▶ **Material for this task**
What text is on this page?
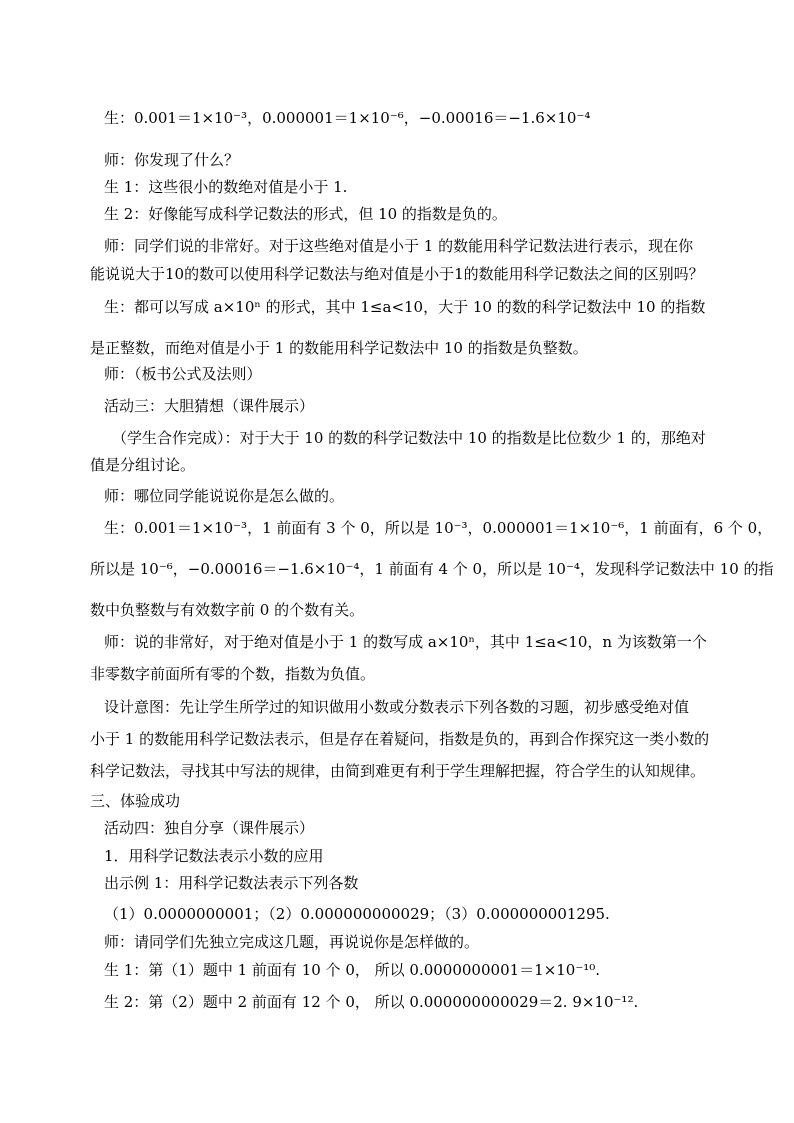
生：0.001＝1×10⁻³，0.000001＝1×10⁻⁶，−0.00016＝−1.6×10⁻⁴
师：你发现了什么？
生 1：这些很小的数绝对值是小于 1.
生 2：好像能写成科学记数法的形式，但 10 的指数是负的。
师：同学们说的非常好。对于这些绝对值是小于 1 的数能用科学记数法进行表示，现在你
能说说大于10的数可以使用科学记数法与绝对值是小于1的数能用科学记数法之间的区别吗？
生：都可以写成 a×10ⁿ 的形式，其中 1≤a<10，大于 10 的数的科学记数法中 10 的指数
是正整数，而绝对值是小于 1 的数能用科学记数法中 10 的指数是负整数。
师：（板书公式及法则）
活动三：大胆猜想（课件展示）
（学生合作完成）：对于大于 10 的数的科学记数法中 10 的指数是比位数少 1 的，那绝对
值是分组讨论。
师：哪位同学能说说你是怎么做的。
生：0.001＝1×10⁻³，1 前面有 3 个 0，所以是 10⁻³，0.000001＝1×10⁻⁶，1 前面有，6 个 0，
所以是 10⁻⁶，−0.00016＝−1.6×10⁻⁴，1 前面有 4 个 0，所以是 10⁻⁴，发现科学记数法中 10 的指
数中负整数与有效数字前 0 的个数有关。
师：说的非常好，对于绝对值是小于 1 的数写成 a×10ⁿ，其中 1≤a<10，n 为该数第一个
非零数字前面所有零的个数，指数为负值。
设计意图：先让学生所学过的知识做用小数或分数表示下列各数的习题，初步感受绝对值
小于 1 的数能用科学记数法表示，但是存在着疑问，指数是负的，再到合作探究这一类小数的
科学记数法，寻找其中写法的规律，由简到难更有利于学生理解把握，符合学生的认知规律。
三、体验成功
活动四：独自分享（课件展示）
1．用科学记数法表示小数的应用
出示例 1：用科学记数法表示下列各数
（1）0.0000000001；（2）0.000000000029；（3）0.000000001295.
师：请同学们先独立完成这几题，再说说你是怎样做的。
生 1：第（1）题中 1 前面有 10 个 0， 所以 0.0000000001＝1×10⁻¹⁰.
生 2：第（2）题中 2 前面有 12 个 0， 所以 0.000000000029＝2. 9×10⁻¹².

▶ **Brief**
Tally the lines in the records above that contain the word "的数的科学记数法中", and give only that number.

▶ **Full solution**
2